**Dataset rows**

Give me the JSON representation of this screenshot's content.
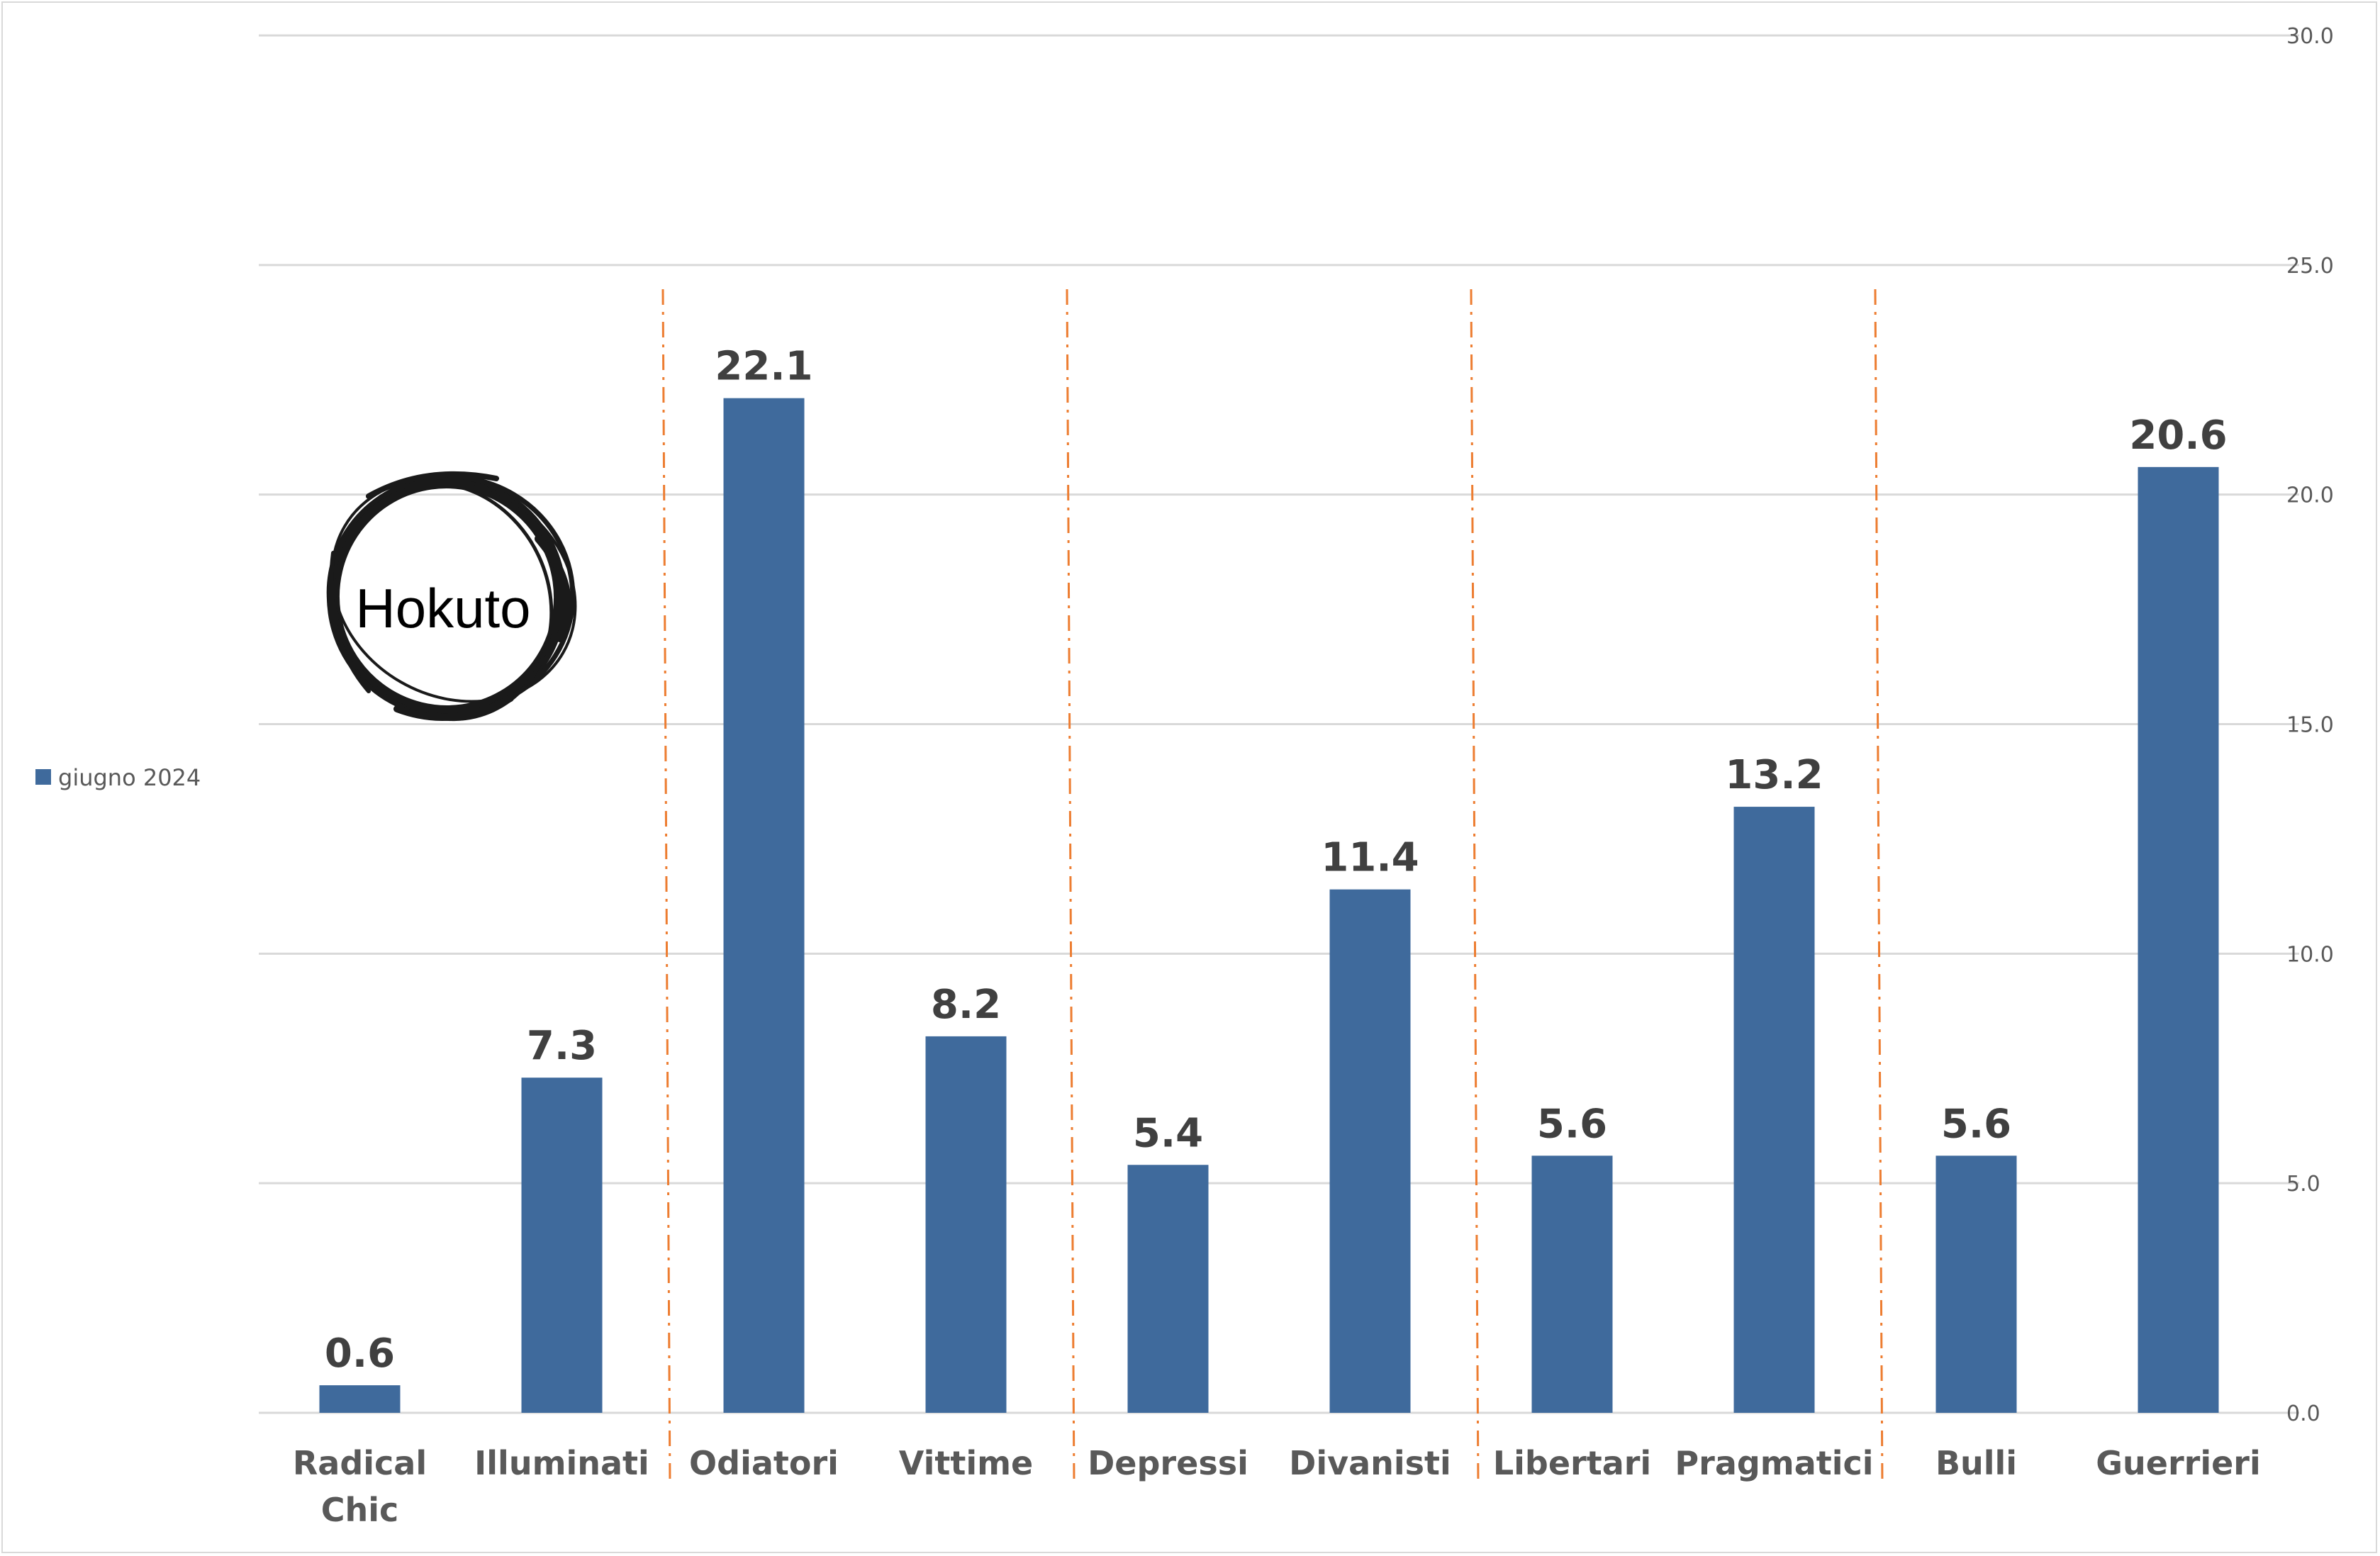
{
  "chart_data": {
    "type": "bar",
    "categories": [
      [
        "Radical",
        "Chic"
      ],
      [
        "Illuminati"
      ],
      [
        "Odiatori"
      ],
      [
        "Vittime"
      ],
      [
        "Depressi"
      ],
      [
        "Divanisti"
      ],
      [
        "Libertari"
      ],
      [
        "Pragmatici"
      ],
      [
        "Bulli"
      ],
      [
        "Guerrieri"
      ]
    ],
    "series": [
      {
        "name": "giugno 2024",
        "values": [
          0.6,
          7.3,
          22.1,
          8.2,
          5.4,
          11.4,
          5.6,
          13.2,
          5.6,
          20.6
        ],
        "labels": [
          "0.6",
          "7.3",
          "22.1",
          "8.2",
          "5.4",
          "11.4",
          "5.6",
          "13.2",
          "5.6",
          "20.6"
        ]
      }
    ],
    "ylim": [
      0,
      30
    ],
    "yticks": [
      "0.0",
      "5.0",
      "10.0",
      "15.0",
      "20.0",
      "25.0",
      "30.0"
    ],
    "y_axis_side": "right",
    "grid": true,
    "legend_placement": "left",
    "group_separators_after_category": [
      1,
      3,
      5,
      7
    ],
    "colors": {
      "bar": "#3f6a9c",
      "grid": "#d9d9d9",
      "separator": "#ed7d31"
    }
  },
  "logo": {
    "text": "Hokuto"
  }
}
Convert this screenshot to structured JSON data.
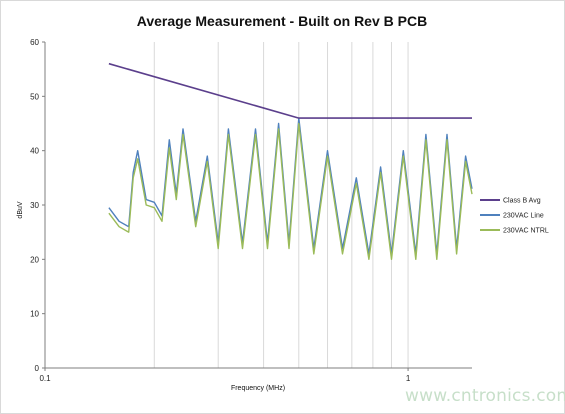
{
  "chart_data": {
    "type": "line",
    "title": "Average Measurement - Built on Rev B PCB",
    "xlabel": "Frequency (MHz)",
    "ylabel": "dBuV",
    "xscale": "log",
    "xlim": [
      0.1,
      1.5
    ],
    "ylim": [
      0,
      60
    ],
    "x_ticks": [
      "0.1",
      "1"
    ],
    "y_ticks": [
      "0",
      "10",
      "20",
      "30",
      "40",
      "50",
      "60"
    ],
    "grid": "vertical minor lines on log x axis",
    "legend_position": "right",
    "series": [
      {
        "name": "Class B Avg",
        "color": "#5b3f8c",
        "x": [
          0.15,
          0.5,
          1.5
        ],
        "y": [
          56,
          46,
          46
        ]
      },
      {
        "name": "230VAC Line",
        "color": "#4f81bd",
        "x": [
          0.15,
          0.16,
          0.17,
          0.175,
          0.18,
          0.19,
          0.2,
          0.21,
          0.22,
          0.23,
          0.24,
          0.26,
          0.28,
          0.3,
          0.32,
          0.35,
          0.38,
          0.41,
          0.44,
          0.47,
          0.5,
          0.55,
          0.6,
          0.66,
          0.72,
          0.78,
          0.84,
          0.9,
          0.97,
          1.05,
          1.12,
          1.2,
          1.28,
          1.36,
          1.44,
          1.5
        ],
        "y": [
          29.5,
          27,
          26,
          36,
          40,
          31,
          30.5,
          28,
          42,
          32,
          44,
          27,
          39,
          23,
          44,
          23,
          44,
          23,
          45,
          23,
          46,
          22,
          40,
          22,
          35,
          21,
          37,
          21,
          40,
          21,
          43,
          21,
          43,
          22,
          39,
          33
        ]
      },
      {
        "name": "230VAC NTRL",
        "color": "#9bbb59",
        "x": [
          0.15,
          0.16,
          0.17,
          0.175,
          0.18,
          0.19,
          0.2,
          0.21,
          0.22,
          0.23,
          0.24,
          0.26,
          0.28,
          0.3,
          0.32,
          0.35,
          0.38,
          0.41,
          0.44,
          0.47,
          0.5,
          0.55,
          0.6,
          0.66,
          0.72,
          0.78,
          0.84,
          0.9,
          0.97,
          1.05,
          1.12,
          1.2,
          1.28,
          1.36,
          1.44,
          1.5
        ],
        "y": [
          28.5,
          26,
          25,
          35,
          38.5,
          30,
          29.5,
          27,
          40.5,
          31,
          43,
          26,
          38,
          22,
          43,
          22,
          43,
          22,
          44,
          22,
          45,
          21,
          39,
          21,
          34,
          20,
          36,
          20,
          39,
          20,
          42,
          20,
          42,
          21,
          38,
          32
        ]
      }
    ]
  },
  "watermark": "www.cntronics.com"
}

**Do this**
Say how many lines of the data include the word "name". Respond with the number alone.

**Finished exercise**
4